Goal
Copy out exactly the lines from the one containing "Read all visible content and emit it as JSON." to the last line of the records below, both included, and leave out any pictures.

(Items from a figure collection)
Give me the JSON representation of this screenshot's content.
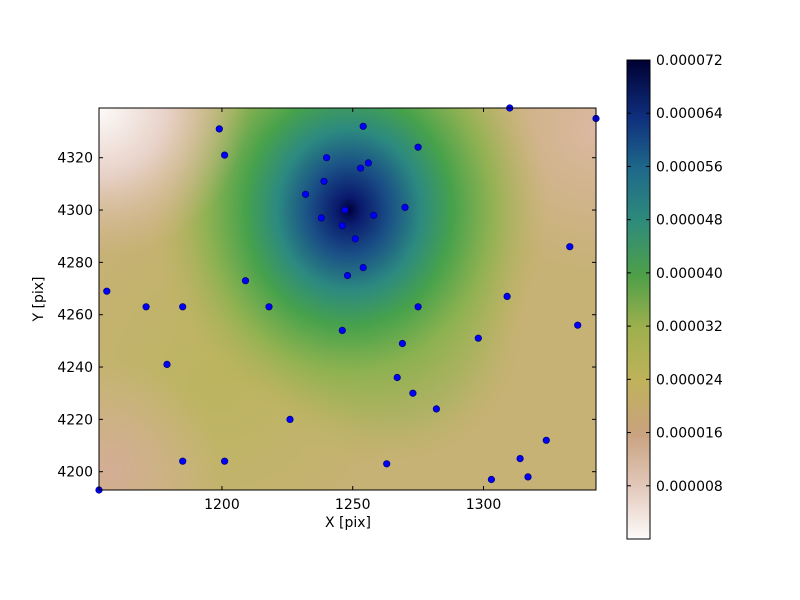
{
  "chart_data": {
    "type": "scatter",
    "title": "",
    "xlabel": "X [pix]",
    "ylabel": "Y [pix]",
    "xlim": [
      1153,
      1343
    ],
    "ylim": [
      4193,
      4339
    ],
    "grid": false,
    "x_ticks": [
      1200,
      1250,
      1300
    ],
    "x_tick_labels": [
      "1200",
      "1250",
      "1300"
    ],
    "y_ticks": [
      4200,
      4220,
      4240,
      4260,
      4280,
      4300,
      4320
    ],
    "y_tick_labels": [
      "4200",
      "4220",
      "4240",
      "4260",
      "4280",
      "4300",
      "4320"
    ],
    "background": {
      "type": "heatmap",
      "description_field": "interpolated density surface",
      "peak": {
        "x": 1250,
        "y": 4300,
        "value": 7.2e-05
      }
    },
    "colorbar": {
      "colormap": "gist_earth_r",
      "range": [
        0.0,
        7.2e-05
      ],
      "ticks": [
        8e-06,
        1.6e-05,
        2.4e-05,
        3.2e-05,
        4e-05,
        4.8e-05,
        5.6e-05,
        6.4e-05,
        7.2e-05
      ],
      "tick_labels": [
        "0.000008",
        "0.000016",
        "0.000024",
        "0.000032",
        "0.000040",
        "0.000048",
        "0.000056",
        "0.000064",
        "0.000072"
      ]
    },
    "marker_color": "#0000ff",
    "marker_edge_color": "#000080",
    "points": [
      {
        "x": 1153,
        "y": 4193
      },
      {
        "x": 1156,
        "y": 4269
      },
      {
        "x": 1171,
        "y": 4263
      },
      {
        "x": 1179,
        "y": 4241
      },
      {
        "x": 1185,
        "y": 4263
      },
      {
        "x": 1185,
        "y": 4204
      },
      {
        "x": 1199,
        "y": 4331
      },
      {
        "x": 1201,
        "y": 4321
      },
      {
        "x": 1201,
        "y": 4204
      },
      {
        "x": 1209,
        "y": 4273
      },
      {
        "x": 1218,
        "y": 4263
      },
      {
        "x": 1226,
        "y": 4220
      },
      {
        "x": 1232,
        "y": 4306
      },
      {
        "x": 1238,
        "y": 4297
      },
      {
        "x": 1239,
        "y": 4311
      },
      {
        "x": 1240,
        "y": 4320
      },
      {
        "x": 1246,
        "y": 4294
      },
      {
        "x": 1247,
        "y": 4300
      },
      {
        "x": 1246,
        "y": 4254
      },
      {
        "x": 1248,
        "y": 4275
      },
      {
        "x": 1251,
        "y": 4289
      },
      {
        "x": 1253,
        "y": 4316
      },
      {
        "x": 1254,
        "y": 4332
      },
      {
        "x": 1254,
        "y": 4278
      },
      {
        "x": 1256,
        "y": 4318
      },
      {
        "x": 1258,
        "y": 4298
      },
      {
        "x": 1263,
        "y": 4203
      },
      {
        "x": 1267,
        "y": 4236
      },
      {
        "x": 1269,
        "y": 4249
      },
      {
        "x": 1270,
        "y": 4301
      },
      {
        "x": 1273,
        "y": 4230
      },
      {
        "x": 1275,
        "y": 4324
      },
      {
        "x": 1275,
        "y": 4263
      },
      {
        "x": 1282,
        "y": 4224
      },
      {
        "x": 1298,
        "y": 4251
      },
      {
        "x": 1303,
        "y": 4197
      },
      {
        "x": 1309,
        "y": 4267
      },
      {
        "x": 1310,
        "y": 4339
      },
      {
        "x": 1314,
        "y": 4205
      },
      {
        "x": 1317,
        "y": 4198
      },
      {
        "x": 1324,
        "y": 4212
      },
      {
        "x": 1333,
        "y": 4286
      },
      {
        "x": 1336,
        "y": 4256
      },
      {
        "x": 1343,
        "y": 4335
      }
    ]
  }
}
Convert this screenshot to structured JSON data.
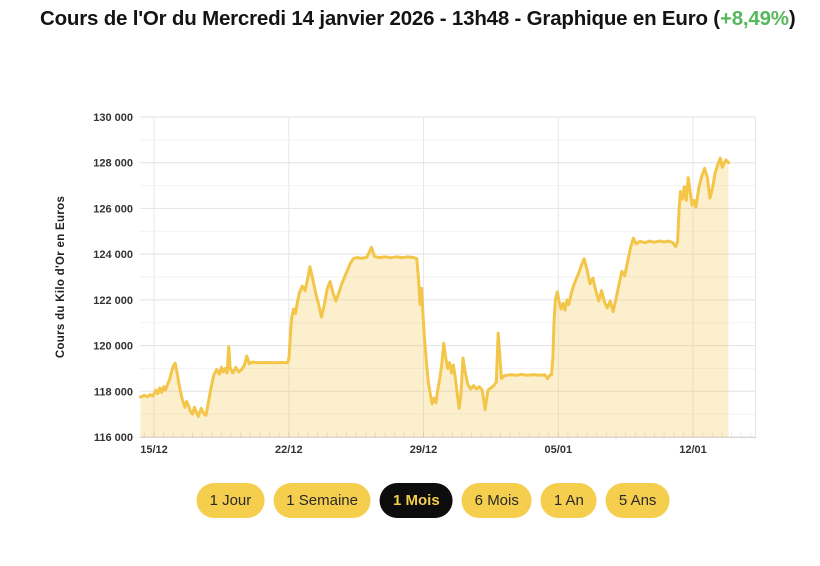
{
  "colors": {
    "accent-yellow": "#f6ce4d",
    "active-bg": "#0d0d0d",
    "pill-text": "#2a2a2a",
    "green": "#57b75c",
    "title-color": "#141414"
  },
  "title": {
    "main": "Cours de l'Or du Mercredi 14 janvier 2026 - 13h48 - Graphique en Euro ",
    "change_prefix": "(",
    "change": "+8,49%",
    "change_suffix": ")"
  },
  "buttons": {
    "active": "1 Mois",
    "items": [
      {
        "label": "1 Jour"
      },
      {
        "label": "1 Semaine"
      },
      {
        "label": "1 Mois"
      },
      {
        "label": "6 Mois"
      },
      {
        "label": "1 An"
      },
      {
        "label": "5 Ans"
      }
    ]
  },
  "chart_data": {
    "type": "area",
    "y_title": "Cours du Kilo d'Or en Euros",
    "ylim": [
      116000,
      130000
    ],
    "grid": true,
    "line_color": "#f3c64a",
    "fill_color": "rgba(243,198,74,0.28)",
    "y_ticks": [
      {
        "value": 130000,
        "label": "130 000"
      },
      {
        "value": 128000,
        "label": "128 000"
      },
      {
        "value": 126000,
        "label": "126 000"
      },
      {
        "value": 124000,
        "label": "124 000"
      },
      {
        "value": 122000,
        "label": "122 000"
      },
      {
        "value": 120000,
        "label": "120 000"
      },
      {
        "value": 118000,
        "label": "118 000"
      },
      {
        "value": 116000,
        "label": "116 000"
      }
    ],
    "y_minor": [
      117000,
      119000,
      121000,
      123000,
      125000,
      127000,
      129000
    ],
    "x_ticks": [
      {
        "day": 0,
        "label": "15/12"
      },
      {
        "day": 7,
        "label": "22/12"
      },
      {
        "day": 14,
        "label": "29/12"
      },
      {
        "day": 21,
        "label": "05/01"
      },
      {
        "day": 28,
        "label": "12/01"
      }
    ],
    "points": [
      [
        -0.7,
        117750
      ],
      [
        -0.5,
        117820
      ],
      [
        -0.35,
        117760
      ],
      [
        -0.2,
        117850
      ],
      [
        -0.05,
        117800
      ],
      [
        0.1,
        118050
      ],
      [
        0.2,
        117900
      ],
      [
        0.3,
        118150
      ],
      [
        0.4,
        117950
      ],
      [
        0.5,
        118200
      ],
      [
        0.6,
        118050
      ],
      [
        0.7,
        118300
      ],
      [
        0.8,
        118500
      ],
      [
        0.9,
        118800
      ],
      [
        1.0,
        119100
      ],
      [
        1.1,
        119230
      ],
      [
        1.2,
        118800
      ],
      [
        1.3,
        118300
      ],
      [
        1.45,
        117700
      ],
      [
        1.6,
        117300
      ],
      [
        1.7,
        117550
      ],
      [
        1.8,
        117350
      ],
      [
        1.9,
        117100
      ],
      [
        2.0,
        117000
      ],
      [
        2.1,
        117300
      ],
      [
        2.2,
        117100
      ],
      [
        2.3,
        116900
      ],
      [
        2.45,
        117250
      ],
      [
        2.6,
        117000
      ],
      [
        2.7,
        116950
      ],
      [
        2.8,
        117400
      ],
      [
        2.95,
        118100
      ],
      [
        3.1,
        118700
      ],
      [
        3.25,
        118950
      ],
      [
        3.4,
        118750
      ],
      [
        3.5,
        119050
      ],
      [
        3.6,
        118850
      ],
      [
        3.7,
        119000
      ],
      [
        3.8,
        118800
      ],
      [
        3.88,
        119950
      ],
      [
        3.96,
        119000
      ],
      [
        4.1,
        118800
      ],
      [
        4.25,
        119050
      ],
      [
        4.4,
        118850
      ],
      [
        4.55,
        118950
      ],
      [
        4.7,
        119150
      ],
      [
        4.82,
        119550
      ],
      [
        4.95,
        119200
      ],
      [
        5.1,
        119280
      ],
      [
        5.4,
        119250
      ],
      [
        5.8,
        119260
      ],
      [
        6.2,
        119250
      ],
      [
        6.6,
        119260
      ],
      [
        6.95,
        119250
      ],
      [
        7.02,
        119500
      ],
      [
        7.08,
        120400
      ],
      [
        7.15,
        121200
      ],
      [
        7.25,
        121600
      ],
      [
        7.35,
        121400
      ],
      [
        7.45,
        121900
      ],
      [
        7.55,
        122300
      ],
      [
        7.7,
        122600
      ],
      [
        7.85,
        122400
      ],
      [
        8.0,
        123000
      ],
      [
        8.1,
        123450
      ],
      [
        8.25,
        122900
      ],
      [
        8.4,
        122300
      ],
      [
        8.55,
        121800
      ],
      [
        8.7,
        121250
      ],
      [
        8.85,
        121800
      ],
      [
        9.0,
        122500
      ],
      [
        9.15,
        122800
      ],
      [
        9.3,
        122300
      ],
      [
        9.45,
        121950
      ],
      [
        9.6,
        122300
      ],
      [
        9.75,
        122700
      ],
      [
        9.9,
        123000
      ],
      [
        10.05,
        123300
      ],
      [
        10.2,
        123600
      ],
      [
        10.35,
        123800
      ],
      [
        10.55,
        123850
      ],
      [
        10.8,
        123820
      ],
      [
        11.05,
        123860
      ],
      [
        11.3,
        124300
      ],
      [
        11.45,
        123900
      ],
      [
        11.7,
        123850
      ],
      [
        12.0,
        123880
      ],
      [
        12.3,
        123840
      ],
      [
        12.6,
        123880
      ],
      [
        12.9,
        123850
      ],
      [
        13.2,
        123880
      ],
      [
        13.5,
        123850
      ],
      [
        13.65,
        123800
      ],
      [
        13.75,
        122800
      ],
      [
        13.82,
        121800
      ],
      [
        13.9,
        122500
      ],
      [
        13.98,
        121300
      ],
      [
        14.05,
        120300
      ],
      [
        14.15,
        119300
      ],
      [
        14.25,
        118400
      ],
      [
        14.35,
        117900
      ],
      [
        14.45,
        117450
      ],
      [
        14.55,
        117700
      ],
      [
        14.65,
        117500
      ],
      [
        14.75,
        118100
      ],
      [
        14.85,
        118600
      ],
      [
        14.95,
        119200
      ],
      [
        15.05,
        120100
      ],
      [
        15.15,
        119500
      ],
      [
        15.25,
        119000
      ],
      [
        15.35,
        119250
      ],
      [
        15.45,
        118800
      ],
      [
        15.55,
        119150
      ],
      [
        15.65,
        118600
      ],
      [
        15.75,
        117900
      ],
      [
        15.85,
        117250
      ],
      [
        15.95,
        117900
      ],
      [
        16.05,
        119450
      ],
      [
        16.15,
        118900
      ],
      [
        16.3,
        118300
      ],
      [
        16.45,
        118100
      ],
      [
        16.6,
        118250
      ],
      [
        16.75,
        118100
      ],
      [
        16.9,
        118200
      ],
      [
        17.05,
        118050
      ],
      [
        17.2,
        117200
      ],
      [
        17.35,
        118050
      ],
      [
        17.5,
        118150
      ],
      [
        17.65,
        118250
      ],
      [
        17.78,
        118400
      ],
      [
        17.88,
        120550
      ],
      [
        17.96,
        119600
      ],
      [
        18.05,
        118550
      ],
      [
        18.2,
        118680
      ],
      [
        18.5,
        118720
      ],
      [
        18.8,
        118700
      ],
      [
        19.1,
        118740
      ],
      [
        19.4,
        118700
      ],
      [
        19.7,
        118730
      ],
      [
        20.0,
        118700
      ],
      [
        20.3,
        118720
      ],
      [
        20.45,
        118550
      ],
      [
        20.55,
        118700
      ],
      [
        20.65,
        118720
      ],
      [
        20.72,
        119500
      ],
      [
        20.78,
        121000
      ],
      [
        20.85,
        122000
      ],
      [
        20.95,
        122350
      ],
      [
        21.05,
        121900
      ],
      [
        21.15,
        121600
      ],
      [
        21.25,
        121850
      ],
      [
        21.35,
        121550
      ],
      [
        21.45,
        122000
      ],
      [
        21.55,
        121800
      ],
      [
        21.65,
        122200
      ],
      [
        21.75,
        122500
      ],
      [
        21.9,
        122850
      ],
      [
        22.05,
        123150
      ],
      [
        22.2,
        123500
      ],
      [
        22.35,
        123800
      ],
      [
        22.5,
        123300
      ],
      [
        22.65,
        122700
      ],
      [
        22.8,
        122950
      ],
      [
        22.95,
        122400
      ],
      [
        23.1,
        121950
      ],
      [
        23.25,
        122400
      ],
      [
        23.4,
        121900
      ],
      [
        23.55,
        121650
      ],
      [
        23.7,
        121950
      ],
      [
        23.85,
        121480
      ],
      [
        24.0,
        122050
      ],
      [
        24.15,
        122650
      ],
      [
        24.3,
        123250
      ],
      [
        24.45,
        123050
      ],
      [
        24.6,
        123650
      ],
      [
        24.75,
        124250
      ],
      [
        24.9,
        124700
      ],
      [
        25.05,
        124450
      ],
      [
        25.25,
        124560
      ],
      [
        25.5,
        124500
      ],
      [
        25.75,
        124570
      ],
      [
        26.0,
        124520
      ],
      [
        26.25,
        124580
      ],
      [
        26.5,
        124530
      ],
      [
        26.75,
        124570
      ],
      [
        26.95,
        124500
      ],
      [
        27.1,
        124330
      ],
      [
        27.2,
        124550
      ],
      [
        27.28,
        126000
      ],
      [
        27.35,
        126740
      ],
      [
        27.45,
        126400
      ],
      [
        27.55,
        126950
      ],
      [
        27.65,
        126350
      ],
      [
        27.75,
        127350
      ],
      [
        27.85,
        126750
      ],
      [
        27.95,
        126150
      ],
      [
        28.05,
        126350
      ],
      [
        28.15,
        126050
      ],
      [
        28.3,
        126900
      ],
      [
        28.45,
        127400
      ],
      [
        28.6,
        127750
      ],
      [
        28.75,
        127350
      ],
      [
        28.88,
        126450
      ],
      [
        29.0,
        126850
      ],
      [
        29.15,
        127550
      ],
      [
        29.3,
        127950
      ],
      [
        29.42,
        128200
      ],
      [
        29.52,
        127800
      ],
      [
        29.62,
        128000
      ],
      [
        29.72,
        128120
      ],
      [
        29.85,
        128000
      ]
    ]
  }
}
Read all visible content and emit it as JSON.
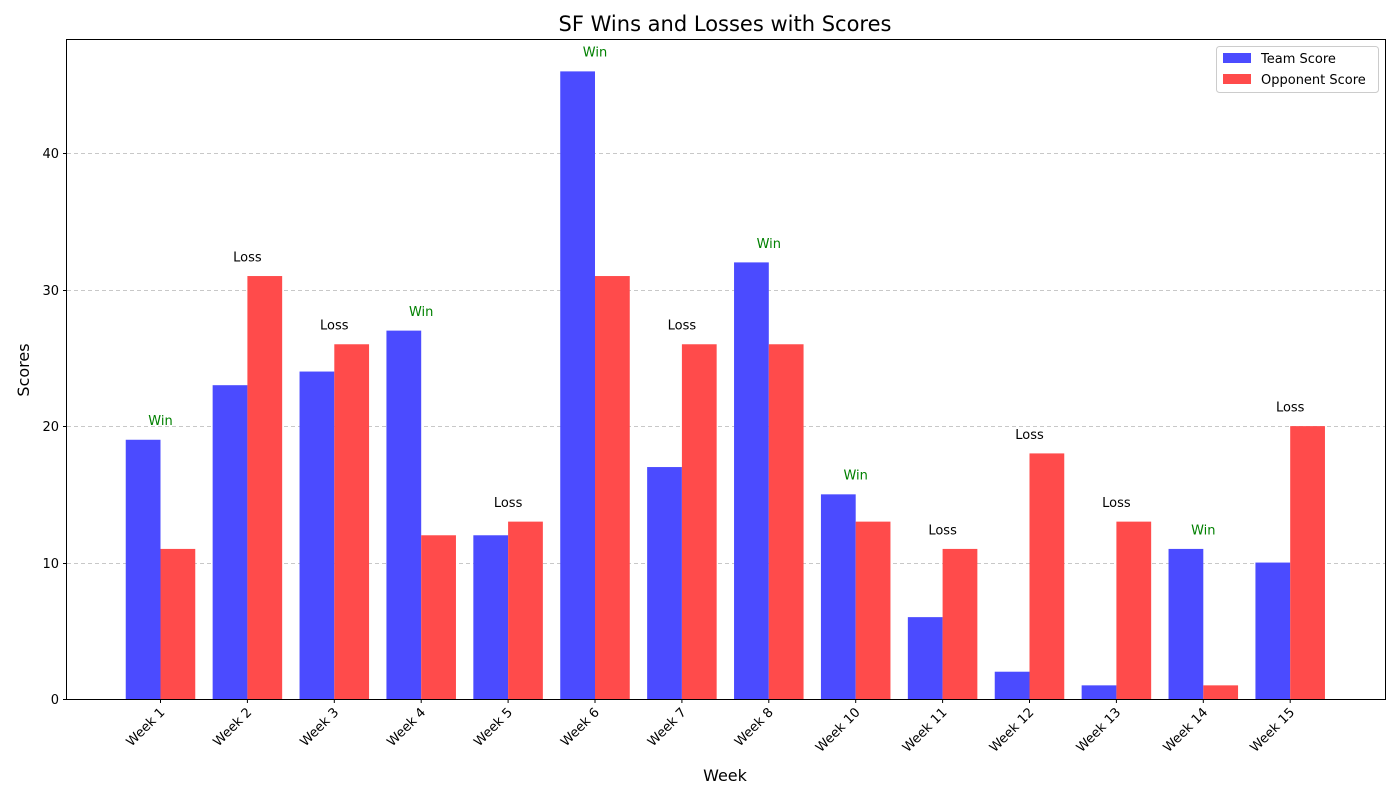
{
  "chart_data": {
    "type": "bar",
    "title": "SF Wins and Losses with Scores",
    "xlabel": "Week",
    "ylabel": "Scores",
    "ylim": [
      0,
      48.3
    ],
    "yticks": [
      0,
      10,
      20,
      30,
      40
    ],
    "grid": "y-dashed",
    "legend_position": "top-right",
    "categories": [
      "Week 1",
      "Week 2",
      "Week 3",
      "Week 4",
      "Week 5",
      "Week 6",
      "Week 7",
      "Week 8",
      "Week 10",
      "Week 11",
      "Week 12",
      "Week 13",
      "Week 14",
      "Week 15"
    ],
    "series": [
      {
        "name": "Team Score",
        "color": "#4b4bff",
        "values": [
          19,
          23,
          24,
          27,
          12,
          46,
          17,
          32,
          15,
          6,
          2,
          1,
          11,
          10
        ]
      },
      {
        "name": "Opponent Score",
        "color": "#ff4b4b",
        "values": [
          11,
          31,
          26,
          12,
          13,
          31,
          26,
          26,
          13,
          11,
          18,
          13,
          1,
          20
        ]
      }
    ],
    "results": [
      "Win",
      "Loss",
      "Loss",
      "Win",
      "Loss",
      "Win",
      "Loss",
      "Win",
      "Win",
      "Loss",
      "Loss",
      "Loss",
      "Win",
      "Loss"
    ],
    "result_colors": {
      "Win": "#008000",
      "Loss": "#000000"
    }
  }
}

Final answer
Read all visible content and emit it as JSON.
{
  "chart_data": {
    "type": "bar",
    "title": "SF Wins and Losses with Scores",
    "xlabel": "Week",
    "ylabel": "Scores",
    "ylim": [
      0,
      48.3
    ],
    "yticks": [
      0,
      10,
      20,
      30,
      40
    ],
    "grid": "y-dashed",
    "legend_position": "top-right",
    "categories": [
      "Week 1",
      "Week 2",
      "Week 3",
      "Week 4",
      "Week 5",
      "Week 6",
      "Week 7",
      "Week 8",
      "Week 10",
      "Week 11",
      "Week 12",
      "Week 13",
      "Week 14",
      "Week 15"
    ],
    "series": [
      {
        "name": "Team Score",
        "color": "#4b4bff",
        "values": [
          19,
          23,
          24,
          27,
          12,
          46,
          17,
          32,
          15,
          6,
          2,
          1,
          11,
          10
        ]
      },
      {
        "name": "Opponent Score",
        "color": "#ff4b4b",
        "values": [
          11,
          31,
          26,
          12,
          13,
          31,
          26,
          26,
          13,
          11,
          18,
          13,
          1,
          20
        ]
      }
    ],
    "results": [
      "Win",
      "Loss",
      "Loss",
      "Win",
      "Loss",
      "Win",
      "Loss",
      "Win",
      "Win",
      "Loss",
      "Loss",
      "Loss",
      "Win",
      "Loss"
    ],
    "result_colors": {
      "Win": "#008000",
      "Loss": "#000000"
    }
  }
}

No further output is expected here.